PROMPT:
Return the listing below in full, with every line exactly as it is.

MATERIAL:
>> START
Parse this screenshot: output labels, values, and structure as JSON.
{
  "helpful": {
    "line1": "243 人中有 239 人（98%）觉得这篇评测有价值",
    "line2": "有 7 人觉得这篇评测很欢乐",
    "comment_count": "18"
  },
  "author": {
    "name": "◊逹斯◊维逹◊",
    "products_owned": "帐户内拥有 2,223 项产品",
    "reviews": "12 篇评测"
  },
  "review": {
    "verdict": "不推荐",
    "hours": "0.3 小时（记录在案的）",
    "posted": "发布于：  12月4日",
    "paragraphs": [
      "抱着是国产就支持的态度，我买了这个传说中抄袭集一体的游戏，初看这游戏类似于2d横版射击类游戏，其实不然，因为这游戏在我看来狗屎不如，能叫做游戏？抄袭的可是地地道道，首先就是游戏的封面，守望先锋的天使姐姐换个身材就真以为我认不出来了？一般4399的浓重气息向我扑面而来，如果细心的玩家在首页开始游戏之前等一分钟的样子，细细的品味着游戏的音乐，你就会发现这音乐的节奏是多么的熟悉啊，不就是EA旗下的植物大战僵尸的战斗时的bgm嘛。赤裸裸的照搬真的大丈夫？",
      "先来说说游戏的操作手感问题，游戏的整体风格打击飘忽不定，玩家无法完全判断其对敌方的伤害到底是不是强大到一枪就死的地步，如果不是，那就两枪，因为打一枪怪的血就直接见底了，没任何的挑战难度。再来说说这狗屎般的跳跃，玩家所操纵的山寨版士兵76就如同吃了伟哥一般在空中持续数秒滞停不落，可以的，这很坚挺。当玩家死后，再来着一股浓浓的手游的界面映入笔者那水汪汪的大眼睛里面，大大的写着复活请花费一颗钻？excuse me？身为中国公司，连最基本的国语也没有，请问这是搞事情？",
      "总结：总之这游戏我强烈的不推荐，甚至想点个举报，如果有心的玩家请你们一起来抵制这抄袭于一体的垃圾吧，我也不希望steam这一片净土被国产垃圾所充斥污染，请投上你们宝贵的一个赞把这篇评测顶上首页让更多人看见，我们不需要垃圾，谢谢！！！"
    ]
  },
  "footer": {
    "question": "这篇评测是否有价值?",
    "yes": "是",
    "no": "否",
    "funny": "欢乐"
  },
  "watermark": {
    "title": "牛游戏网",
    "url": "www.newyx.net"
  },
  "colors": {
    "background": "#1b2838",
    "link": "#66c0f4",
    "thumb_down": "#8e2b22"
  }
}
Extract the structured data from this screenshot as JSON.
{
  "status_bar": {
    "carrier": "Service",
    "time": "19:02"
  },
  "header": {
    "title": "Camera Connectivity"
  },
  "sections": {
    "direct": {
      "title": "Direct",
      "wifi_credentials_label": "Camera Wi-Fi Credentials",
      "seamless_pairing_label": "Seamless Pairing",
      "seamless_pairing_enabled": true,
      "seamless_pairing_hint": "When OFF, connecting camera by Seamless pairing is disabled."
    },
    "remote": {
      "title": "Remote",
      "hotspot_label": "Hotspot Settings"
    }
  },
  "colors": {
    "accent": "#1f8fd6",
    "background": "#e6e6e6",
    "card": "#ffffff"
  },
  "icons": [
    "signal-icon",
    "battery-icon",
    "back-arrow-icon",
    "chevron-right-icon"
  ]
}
>> END
RESPONSE TO THE TASK:
Parse this screenshot: output labels, values, and structure as JSON.
{
  "helpful": {
    "line1": "243 人中有 239 人（98%）觉得这篇评测有价值",
    "line2": "有 7 人觉得这篇评测很欢乐",
    "comment_count": "18"
  },
  "author": {
    "name": "◊逹斯◊维逹◊",
    "products_owned": "帐户内拥有 2,223 项产品",
    "reviews": "12 篇评测"
  },
  "review": {
    "verdict": "不推荐",
    "hours": "0.3 小时（记录在案的）",
    "posted": "发布于：  12月4日",
    "paragraphs": [
      "抱着是国产就支持的态度，我买了这个传说中抄袭集一体的游戏，初看这游戏类似于2d横版射击类游戏，其实不然，因为这游戏在我看来狗屎不如，能叫做游戏？抄袭的可是地地道道，首先就是游戏的封面，守望先锋的天使姐姐换个身材就真以为我认不出来了？一般4399的浓重气息向我扑面而来，如果细心的玩家在首页开始游戏之前等一分钟的样子，细细的品味着游戏的音乐，你就会发现这音乐的节奏是多么的熟悉啊，不就是EA旗下的植物大战僵尸的战斗时的bgm嘛。赤裸裸的照搬真的大丈夫？",
      "先来说说游戏的操作手感问题，游戏的整体风格打击飘忽不定，玩家无法完全判断其对敌方的伤害到底是不是强大到一枪就死的地步，如果不是，那就两枪，因为打一枪怪的血就直接见底了，没任何的挑战难度。再来说说这狗屎般的跳跃，玩家所操纵的山寨版士兵76就如同吃了伟哥一般在空中持续数秒滞停不落，可以的，这很坚挺。当玩家死后，再来着一股浓浓的手游的界面映入笔者那水汪汪的大眼睛里面，大大的写着复活请花费一颗钻？excuse me？身为中国公司，连最基本的国语也没有，请问这是搞事情？",
      "总结：总之这游戏我强烈的不推荐，甚至想点个举报，如果有心的玩家请你们一起来抵制这抄袭于一体的垃圾吧，我也不希望steam这一片净土被国产垃圾所充斥污染，请投上你们宝贵的一个赞把这篇评测顶上首页让更多人看见，我们不需要垃圾，谢谢！！！"
    ]
  },
  "footer": {
    "question": "这篇评测是否有价值?",
    "yes": "是",
    "no": "否",
    "funny": "欢乐"
  },
  "watermark": {
    "title": "牛游戏网",
    "url": "www.newyx.net"
  },
  "colors": {
    "background": "#1b2838",
    "link": "#66c0f4",
    "thumb_down": "#8e2b22"
  }
}
Extract the structured data from this screenshot as JSON.
{
  "status_bar": {
    "carrier": "Service",
    "time": "19:02"
  },
  "header": {
    "title": "Camera Connectivity"
  },
  "sections": {
    "direct": {
      "title": "Direct",
      "wifi_credentials_label": "Camera Wi-Fi Credentials",
      "seamless_pairing_label": "Seamless Pairing",
      "seamless_pairing_enabled": true,
      "seamless_pairing_hint": "When OFF, connecting camera by Seamless pairing is disabled."
    },
    "remote": {
      "title": "Remote",
      "hotspot_label": "Hotspot Settings"
    }
  },
  "colors": {
    "accent": "#1f8fd6",
    "background": "#e6e6e6",
    "card": "#ffffff"
  },
  "icons": [
    "signal-icon",
    "battery-icon",
    "back-arrow-icon",
    "chevron-right-icon"
  ]
}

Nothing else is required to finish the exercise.